--- Start Data supplied ---

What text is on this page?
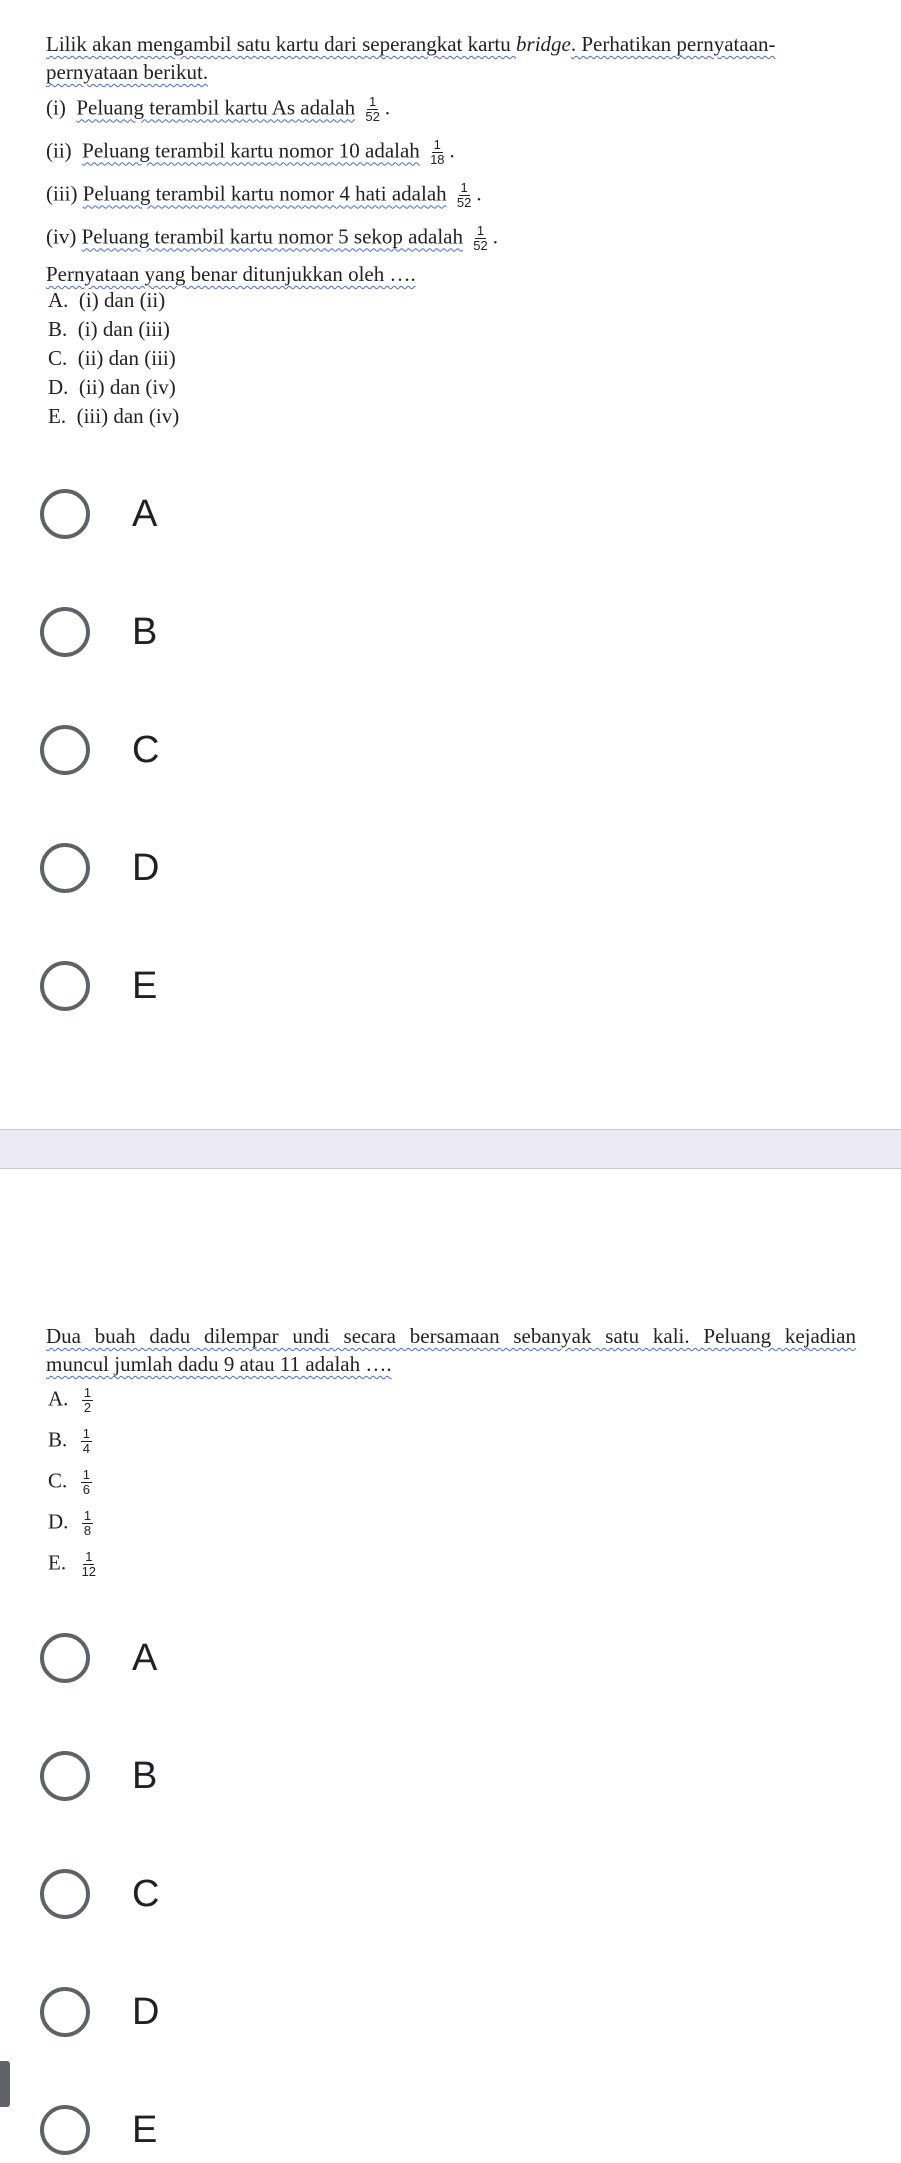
Lilik akan mengambil satu kartu dari seperangkat kartu bridge. Perhatikan pernyataan-
pernyataan berikut.
(i) Peluang terambil kartu As adalah $\frac{1}{52}$ .
(ii) Peluang terambil kartu nomor 10 adalah $\frac{1}{18}$ .
(iii) Peluang terambil kartu nomor 4 hati adalah $\frac{1}{52}$ .
(iv) Peluang terambil kartu nomor 5 sekop adalah $\frac{1}{52}$ .
Pernyataan yang benar ditunjukkan oleh ….
A. (i) dan (ii)
B. (i) dan (iii)
C. (ii) dan (iii)
D. (ii) dan (iv)
E. (iii) dan (iv)
A
B
C
D
E
Dua buah dadu dilempar undi secara bersamaan sebanyak satu kali. Peluang kejadian
muncul jumlah dadu 9 atau 11 adalah ….
A. $\frac{1}{2}$
B. $\frac{1}{4}$
C. $\frac{1}{6}$
D. $\frac{1}{8}$
E. $\frac{1}{12}$
A
B
C
D
E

--- End Data supplied ---

Work instructions - Leave out all images, then reproduce the entries above exactly.

Task result -
What text is on this page?
Lilik akan mengambil satu kartu dari seperangkat kartu bridge. Perhatikan pernyataan-
pernyataan berikut.
(i) Peluang terambil kartu As adalah $\frac{1}{52}$ .
(ii) Peluang terambil kartu nomor 10 adalah $\frac{1}{18}$ .
(iii) Peluang terambil kartu nomor 4 hati adalah $\frac{1}{52}$ .
(iv) Peluang terambil kartu nomor 5 sekop adalah $\frac{1}{52}$ .
Pernyataan yang benar ditunjukkan oleh ….
A. (i) dan (ii)
B. (i) dan (iii)
C. (ii) dan (iii)
D. (ii) dan (iv)
E. (iii) dan (iv)
A
B
C
D
E
Dua buah dadu dilempar undi secara bersamaan sebanyak satu kali. Peluang kejadian
muncul jumlah dadu 9 atau 11 adalah ….
A. $\frac{1}{2}$
B. $\frac{1}{4}$
C. $\frac{1}{6}$
D. $\frac{1}{8}$
E. $\frac{1}{12}$
A
B
C
D
E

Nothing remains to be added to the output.